### THE REQUEST
In the entries, find all lines that hold the word "JSON" and copy them.

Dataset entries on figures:
******************************
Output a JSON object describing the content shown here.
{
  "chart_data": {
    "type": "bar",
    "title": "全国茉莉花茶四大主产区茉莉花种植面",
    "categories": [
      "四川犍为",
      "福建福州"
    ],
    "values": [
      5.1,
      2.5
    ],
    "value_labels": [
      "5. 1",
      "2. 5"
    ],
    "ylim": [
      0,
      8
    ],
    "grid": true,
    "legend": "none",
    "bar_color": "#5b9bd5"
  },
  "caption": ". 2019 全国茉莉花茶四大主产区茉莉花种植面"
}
******************************
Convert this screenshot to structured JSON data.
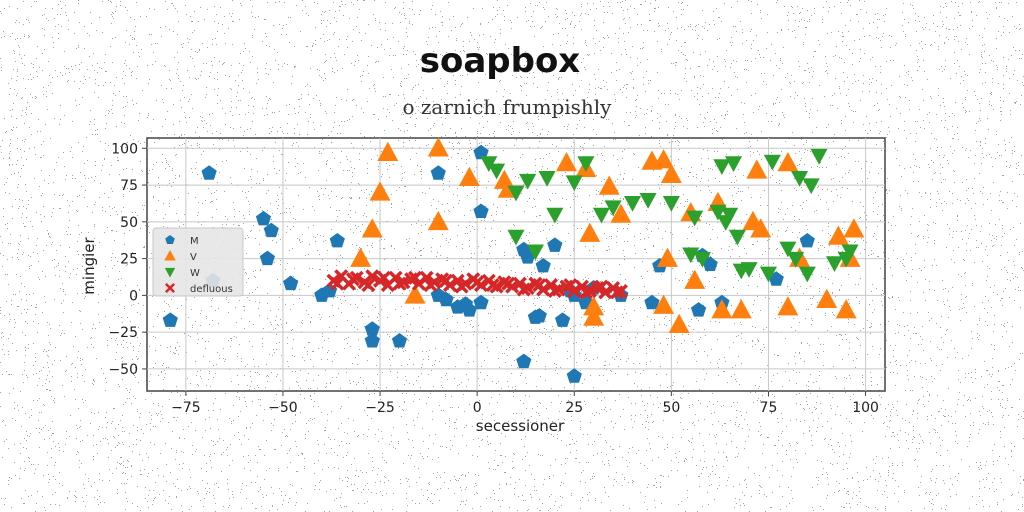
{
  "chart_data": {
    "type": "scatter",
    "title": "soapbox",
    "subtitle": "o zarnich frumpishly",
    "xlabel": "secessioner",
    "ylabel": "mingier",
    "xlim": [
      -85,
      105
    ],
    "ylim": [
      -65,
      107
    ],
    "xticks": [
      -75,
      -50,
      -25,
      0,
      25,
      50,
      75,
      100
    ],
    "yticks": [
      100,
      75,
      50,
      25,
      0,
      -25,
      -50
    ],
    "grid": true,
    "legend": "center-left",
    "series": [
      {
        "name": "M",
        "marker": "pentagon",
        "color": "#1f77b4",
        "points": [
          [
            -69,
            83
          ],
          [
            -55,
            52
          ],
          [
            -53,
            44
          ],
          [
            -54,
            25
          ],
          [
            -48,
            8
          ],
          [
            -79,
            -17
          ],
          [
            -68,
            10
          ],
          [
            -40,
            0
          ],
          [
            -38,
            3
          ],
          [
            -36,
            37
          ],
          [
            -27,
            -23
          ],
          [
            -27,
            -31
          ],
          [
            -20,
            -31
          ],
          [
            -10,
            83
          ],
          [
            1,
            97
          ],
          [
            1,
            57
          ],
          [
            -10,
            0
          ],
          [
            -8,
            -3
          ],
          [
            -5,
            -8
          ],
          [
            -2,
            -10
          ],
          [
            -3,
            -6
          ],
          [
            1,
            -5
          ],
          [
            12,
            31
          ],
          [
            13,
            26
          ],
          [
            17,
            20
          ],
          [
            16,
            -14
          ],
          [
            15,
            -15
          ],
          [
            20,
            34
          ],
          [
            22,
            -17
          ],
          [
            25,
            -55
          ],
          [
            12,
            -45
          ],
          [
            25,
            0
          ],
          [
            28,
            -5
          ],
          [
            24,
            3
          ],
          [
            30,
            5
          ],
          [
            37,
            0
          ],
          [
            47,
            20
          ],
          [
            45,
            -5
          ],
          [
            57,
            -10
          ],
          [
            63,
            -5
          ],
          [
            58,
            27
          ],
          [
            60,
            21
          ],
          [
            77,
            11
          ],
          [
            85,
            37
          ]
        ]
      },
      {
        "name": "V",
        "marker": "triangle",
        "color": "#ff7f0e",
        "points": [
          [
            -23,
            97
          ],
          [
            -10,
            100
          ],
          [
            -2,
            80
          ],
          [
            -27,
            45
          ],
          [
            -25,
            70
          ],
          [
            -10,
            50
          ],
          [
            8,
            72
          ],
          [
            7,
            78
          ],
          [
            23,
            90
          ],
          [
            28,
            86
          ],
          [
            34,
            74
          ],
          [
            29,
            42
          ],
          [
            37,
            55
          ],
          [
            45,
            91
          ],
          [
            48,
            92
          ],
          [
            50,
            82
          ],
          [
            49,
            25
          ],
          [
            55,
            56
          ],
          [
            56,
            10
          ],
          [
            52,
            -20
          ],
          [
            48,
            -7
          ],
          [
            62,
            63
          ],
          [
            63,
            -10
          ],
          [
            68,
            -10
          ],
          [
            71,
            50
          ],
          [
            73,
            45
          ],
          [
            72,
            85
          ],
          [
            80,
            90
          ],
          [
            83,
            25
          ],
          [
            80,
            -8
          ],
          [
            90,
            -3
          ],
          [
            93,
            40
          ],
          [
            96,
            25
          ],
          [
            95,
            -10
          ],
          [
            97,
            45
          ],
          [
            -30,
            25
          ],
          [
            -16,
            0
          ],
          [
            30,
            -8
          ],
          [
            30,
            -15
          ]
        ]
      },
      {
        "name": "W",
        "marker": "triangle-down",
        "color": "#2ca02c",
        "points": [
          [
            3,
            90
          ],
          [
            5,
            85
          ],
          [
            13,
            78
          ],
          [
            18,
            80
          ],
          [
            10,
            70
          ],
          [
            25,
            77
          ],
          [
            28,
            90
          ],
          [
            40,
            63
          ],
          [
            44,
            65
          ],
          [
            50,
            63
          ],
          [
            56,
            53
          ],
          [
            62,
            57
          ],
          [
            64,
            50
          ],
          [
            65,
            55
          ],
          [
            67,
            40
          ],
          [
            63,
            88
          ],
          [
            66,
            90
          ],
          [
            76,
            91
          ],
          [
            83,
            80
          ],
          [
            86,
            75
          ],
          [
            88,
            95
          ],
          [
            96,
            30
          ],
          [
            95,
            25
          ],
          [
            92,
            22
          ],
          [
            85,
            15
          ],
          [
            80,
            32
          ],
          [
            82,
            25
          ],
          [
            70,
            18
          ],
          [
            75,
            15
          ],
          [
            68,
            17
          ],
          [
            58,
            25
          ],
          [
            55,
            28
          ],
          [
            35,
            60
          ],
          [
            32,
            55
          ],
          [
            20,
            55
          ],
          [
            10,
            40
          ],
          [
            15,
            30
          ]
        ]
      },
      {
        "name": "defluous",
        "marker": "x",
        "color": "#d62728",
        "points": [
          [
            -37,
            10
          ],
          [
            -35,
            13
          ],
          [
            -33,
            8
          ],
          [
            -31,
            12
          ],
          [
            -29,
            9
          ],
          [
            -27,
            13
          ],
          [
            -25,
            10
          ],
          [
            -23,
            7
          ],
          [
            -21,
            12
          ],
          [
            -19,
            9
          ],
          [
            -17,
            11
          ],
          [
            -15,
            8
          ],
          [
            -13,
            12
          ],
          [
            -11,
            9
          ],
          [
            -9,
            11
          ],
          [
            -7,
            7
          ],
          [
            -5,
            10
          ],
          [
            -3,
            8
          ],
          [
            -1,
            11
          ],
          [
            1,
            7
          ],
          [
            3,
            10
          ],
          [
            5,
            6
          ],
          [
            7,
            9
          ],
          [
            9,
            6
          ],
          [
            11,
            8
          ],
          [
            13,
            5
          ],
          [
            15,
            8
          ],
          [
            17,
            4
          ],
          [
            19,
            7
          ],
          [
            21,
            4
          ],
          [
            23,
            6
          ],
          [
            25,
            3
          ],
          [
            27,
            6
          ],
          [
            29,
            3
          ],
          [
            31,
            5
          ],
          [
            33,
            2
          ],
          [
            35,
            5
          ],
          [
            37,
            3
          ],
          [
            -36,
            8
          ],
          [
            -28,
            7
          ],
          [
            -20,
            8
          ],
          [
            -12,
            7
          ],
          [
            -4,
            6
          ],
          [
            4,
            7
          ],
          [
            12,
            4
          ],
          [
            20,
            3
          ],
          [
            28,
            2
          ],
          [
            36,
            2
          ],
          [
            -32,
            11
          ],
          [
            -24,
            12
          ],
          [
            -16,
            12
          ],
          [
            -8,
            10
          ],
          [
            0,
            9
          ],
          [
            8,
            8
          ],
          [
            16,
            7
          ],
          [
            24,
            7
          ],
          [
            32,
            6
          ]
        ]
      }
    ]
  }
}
******************************
### SOLVED PROBLEM
Output a JSON object describing the content shown here.
Convert this screenshot to structured JSON data.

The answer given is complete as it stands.